Your objective: Copy out the entries in full and with complete accuracy; pictures are excluded.

Dataset listings of figures:
# # # # #

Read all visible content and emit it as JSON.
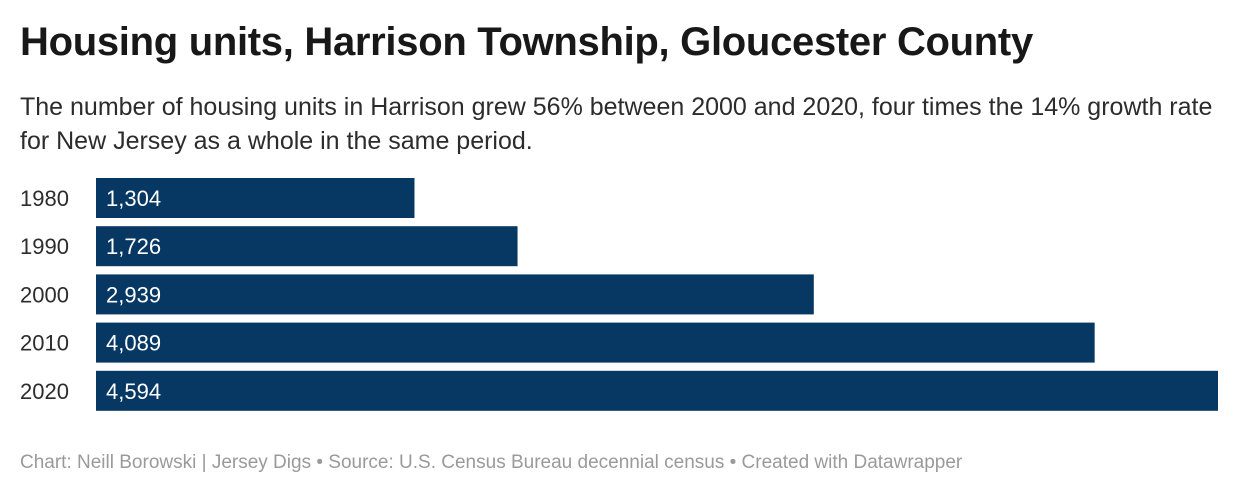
{
  "chart_data": {
    "type": "bar",
    "orientation": "horizontal",
    "title": "Housing units, Harrison Township, Gloucester County",
    "subtitle": "The number of housing units in Harrison grew 56% between 2000 and 2020, four times the 14% growth rate for New Jersey as a whole in the same period.",
    "categories": [
      "1980",
      "1990",
      "2000",
      "2010",
      "2020"
    ],
    "values": [
      1304,
      1726,
      2939,
      4089,
      4594
    ],
    "value_labels": [
      "1,304",
      "1,726",
      "2,939",
      "4,089",
      "4,594"
    ],
    "xlim": [
      0,
      4594
    ],
    "grid": false,
    "legend": "none",
    "bar_color": "#073763",
    "label_color": "#ffffff"
  },
  "footer": {
    "credit": "Chart: Neill Borowski | Jersey Digs • Source: U.S. Census Bureau decennial census • Created with Datawrapper"
  }
}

# # # # #

Exercise result:
Read all visible content and emit it as JSON.
{
  "chart_data": {
    "type": "bar",
    "orientation": "horizontal",
    "title": "Housing units, Harrison Township, Gloucester County",
    "subtitle": "The number of housing units in Harrison grew 56% between 2000 and 2020, four times the 14% growth rate for New Jersey as a whole in the same period.",
    "categories": [
      "1980",
      "1990",
      "2000",
      "2010",
      "2020"
    ],
    "values": [
      1304,
      1726,
      2939,
      4089,
      4594
    ],
    "value_labels": [
      "1,304",
      "1,726",
      "2,939",
      "4,089",
      "4,594"
    ],
    "xlim": [
      0,
      4594
    ],
    "grid": false,
    "legend": "none",
    "bar_color": "#073763",
    "label_color": "#ffffff"
  },
  "footer": {
    "credit": "Chart: Neill Borowski | Jersey Digs • Source: U.S. Census Bureau decennial census • Created with Datawrapper"
  }
}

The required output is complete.